== Supplied records ==
____
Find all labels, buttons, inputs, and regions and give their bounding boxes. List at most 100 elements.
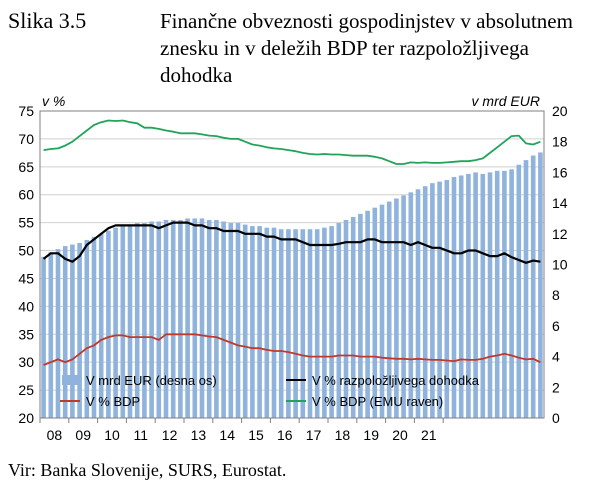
x-tick-label: 10 xyxy=(104,427,120,443)
source-note: Vir: Banka Slovenije, SURS, Eurostat. xyxy=(8,460,287,480)
legend: V mrd EUR (desna os) V % razpoložljivega … xyxy=(60,373,480,409)
right-tick-label: 6 xyxy=(552,318,560,334)
bar xyxy=(329,226,334,418)
bar xyxy=(206,219,212,418)
bar-series xyxy=(41,152,543,418)
bar xyxy=(106,230,111,418)
bar xyxy=(350,216,356,418)
bar xyxy=(430,183,435,418)
bar xyxy=(314,229,320,418)
right-axis-label: v mrd EUR xyxy=(472,93,540,109)
bar xyxy=(365,210,370,418)
x-tick-label: 12 xyxy=(162,427,178,443)
figure-label: Slika 3.5 xyxy=(8,8,87,33)
bar xyxy=(480,173,486,418)
bar xyxy=(538,152,543,418)
left-tick-label: 50 xyxy=(18,243,34,259)
bar xyxy=(192,218,198,418)
bar xyxy=(444,180,450,418)
bar xyxy=(257,226,262,418)
left-tick-label: 55 xyxy=(18,215,34,231)
bar xyxy=(55,249,61,418)
bar xyxy=(530,155,536,418)
bar xyxy=(278,229,284,418)
left-tick-label: 20 xyxy=(18,410,34,426)
bar xyxy=(271,227,277,418)
bar xyxy=(70,244,75,418)
bar xyxy=(264,227,270,418)
bar xyxy=(386,201,392,418)
bar xyxy=(41,256,46,418)
bar xyxy=(300,229,306,418)
right-tick-label: 4 xyxy=(552,349,560,365)
bar xyxy=(62,246,68,418)
bar xyxy=(221,221,226,418)
red-line xyxy=(43,333,541,366)
plot-frame xyxy=(39,110,545,419)
bar xyxy=(77,243,82,418)
right-tick-label: 10 xyxy=(552,257,568,273)
bar xyxy=(466,173,471,418)
bar xyxy=(293,229,298,418)
x-tick-label: 17 xyxy=(306,427,322,443)
right-tick-label: 20 xyxy=(552,103,568,119)
bar xyxy=(250,226,255,418)
bar xyxy=(84,239,90,418)
bar xyxy=(228,223,234,418)
bar xyxy=(401,195,406,418)
legend-label: V % BDP xyxy=(86,394,140,409)
right-tick-label: 0 xyxy=(552,410,560,426)
bar xyxy=(120,226,126,418)
x-tick-label: 13 xyxy=(191,427,207,443)
left-tick-label: 60 xyxy=(18,187,34,203)
bar xyxy=(358,213,363,418)
left-tick-label: 75 xyxy=(18,103,34,119)
bar xyxy=(113,227,118,418)
bar xyxy=(170,219,176,418)
x-tick-label: 16 xyxy=(277,427,293,443)
bar xyxy=(379,204,385,418)
bar xyxy=(415,189,421,418)
bar xyxy=(48,252,54,418)
left-tick-label: 70 xyxy=(18,131,34,147)
bar xyxy=(516,164,522,418)
bar xyxy=(394,198,399,418)
legend-label: V mrd EUR (desna os) xyxy=(86,373,217,388)
bar xyxy=(235,223,241,418)
left-tick-label: 45 xyxy=(18,270,34,286)
line-series xyxy=(42,119,541,366)
bar xyxy=(199,218,205,418)
black-line xyxy=(42,221,541,264)
bar xyxy=(509,169,514,418)
bar xyxy=(422,186,428,418)
bar xyxy=(134,223,140,418)
left-axis-label: v % xyxy=(42,93,65,109)
bar xyxy=(437,181,442,418)
bar xyxy=(343,219,349,418)
bar xyxy=(372,207,378,418)
legend-swatch-bars xyxy=(62,375,78,385)
bar xyxy=(408,192,414,418)
green-line xyxy=(43,119,541,165)
bar xyxy=(163,219,169,418)
bar xyxy=(178,219,183,418)
x-tick-label: 08 xyxy=(47,427,63,443)
legend-label: V % razpoložljivega dohodka xyxy=(312,373,480,388)
bar xyxy=(127,224,133,418)
bar xyxy=(473,172,478,418)
x-tick-label: 18 xyxy=(335,427,351,443)
bar xyxy=(307,229,313,418)
left-tick-label: 40 xyxy=(18,298,34,314)
bar xyxy=(322,227,327,418)
bar xyxy=(214,219,219,418)
bar xyxy=(336,223,342,418)
bar xyxy=(286,229,291,418)
x-tick-label: 11 xyxy=(134,427,149,443)
x-tick-label: 14 xyxy=(219,427,235,443)
bar xyxy=(91,236,97,418)
x-tick-label: 19 xyxy=(363,427,379,443)
bar xyxy=(458,175,464,418)
left-tick-label: 35 xyxy=(18,326,34,342)
bar xyxy=(494,170,500,418)
x-tick-label: 09 xyxy=(75,427,91,443)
____
== Task brief ==
Transcribe every line of the items above word for word, leaving out the pictures.

== Exercise response ==
Find all labels, buttons, inputs, and regions and give their bounding boxes. List at most 100 elements.
x-tick-label: 10 xyxy=(104,427,120,443)
source-note: Vir: Banka Slovenije, SURS, Eurostat. xyxy=(8,460,287,480)
legend: V mrd EUR (desna os) V % razpoložljivega … xyxy=(60,373,480,409)
right-tick-label: 6 xyxy=(552,318,560,334)
bar xyxy=(329,226,334,418)
bar xyxy=(206,219,212,418)
bar-series xyxy=(41,152,543,418)
bar xyxy=(106,230,111,418)
bar xyxy=(350,216,356,418)
bar xyxy=(430,183,435,418)
bar xyxy=(314,229,320,418)
right-axis-label: v mrd EUR xyxy=(472,93,540,109)
bar xyxy=(365,210,370,418)
x-tick-label: 12 xyxy=(162,427,178,443)
figure-label: Slika 3.5 xyxy=(8,8,87,33)
bar xyxy=(480,173,486,418)
bar xyxy=(538,152,543,418)
left-tick-label: 50 xyxy=(18,243,34,259)
bar xyxy=(192,218,198,418)
bar xyxy=(444,180,450,418)
bar xyxy=(257,226,262,418)
left-tick-label: 55 xyxy=(18,215,34,231)
bar xyxy=(55,249,61,418)
bar xyxy=(530,155,536,418)
bar xyxy=(278,229,284,418)
left-tick-label: 20 xyxy=(18,410,34,426)
bar xyxy=(271,227,277,418)
bar xyxy=(70,244,75,418)
bar xyxy=(264,227,270,418)
bar xyxy=(386,201,392,418)
bar xyxy=(41,256,46,418)
bar xyxy=(300,229,306,418)
right-tick-label: 4 xyxy=(552,349,560,365)
bar xyxy=(62,246,68,418)
bar xyxy=(221,221,226,418)
red-line xyxy=(43,333,541,366)
plot-frame xyxy=(39,110,545,419)
bar xyxy=(77,243,82,418)
right-tick-label: 10 xyxy=(552,257,568,273)
bar xyxy=(466,173,471,418)
bar xyxy=(293,229,298,418)
x-tick-label: 17 xyxy=(306,427,322,443)
right-tick-label: 20 xyxy=(552,103,568,119)
bar xyxy=(250,226,255,418)
bar xyxy=(84,239,90,418)
bar xyxy=(228,223,234,418)
bar xyxy=(401,195,406,418)
legend-label: V % BDP xyxy=(86,394,140,409)
right-tick-label: 0 xyxy=(552,410,560,426)
bar xyxy=(120,226,126,418)
x-tick-label: 13 xyxy=(191,427,207,443)
left-tick-label: 60 xyxy=(18,187,34,203)
bar xyxy=(358,213,363,418)
left-tick-label: 75 xyxy=(18,103,34,119)
bar xyxy=(113,227,118,418)
bar xyxy=(170,219,176,418)
x-tick-label: 16 xyxy=(277,427,293,443)
bar xyxy=(379,204,385,418)
bar xyxy=(415,189,421,418)
bar xyxy=(48,252,54,418)
left-tick-label: 70 xyxy=(18,131,34,147)
bar xyxy=(516,164,522,418)
bar xyxy=(394,198,399,418)
legend-label: V mrd EUR (desna os) xyxy=(86,373,217,388)
bar xyxy=(235,223,241,418)
left-tick-label: 45 xyxy=(18,270,34,286)
line-series xyxy=(42,119,541,366)
bar xyxy=(199,218,205,418)
black-line xyxy=(42,221,541,264)
bar xyxy=(509,169,514,418)
bar xyxy=(422,186,428,418)
bar xyxy=(134,223,140,418)
left-axis-label: v % xyxy=(42,93,65,109)
bar xyxy=(437,181,442,418)
bar xyxy=(343,219,349,418)
bar xyxy=(372,207,378,418)
legend-swatch-bars xyxy=(62,375,78,385)
bar xyxy=(408,192,414,418)
green-line xyxy=(43,119,541,165)
bar xyxy=(163,219,169,418)
bar xyxy=(178,219,183,418)
x-tick-label: 08 xyxy=(47,427,63,443)
legend-label: V % razpoložljivega dohodka xyxy=(312,373,480,388)
bar xyxy=(127,224,133,418)
bar xyxy=(473,172,478,418)
x-tick-label: 18 xyxy=(335,427,351,443)
bar xyxy=(307,229,313,418)
left-tick-label: 40 xyxy=(18,298,34,314)
bar xyxy=(322,227,327,418)
bar xyxy=(214,219,219,418)
bar xyxy=(336,223,342,418)
bar xyxy=(286,229,291,418)
x-tick-label: 11 xyxy=(134,427,149,443)
x-tick-label: 14 xyxy=(219,427,235,443)
bar xyxy=(91,236,97,418)
x-tick-label: 19 xyxy=(363,427,379,443)
bar xyxy=(458,175,464,418)
left-tick-label: 35 xyxy=(18,326,34,342)
bar xyxy=(494,170,500,418)
x-tick-label: 09 xyxy=(75,427,91,443)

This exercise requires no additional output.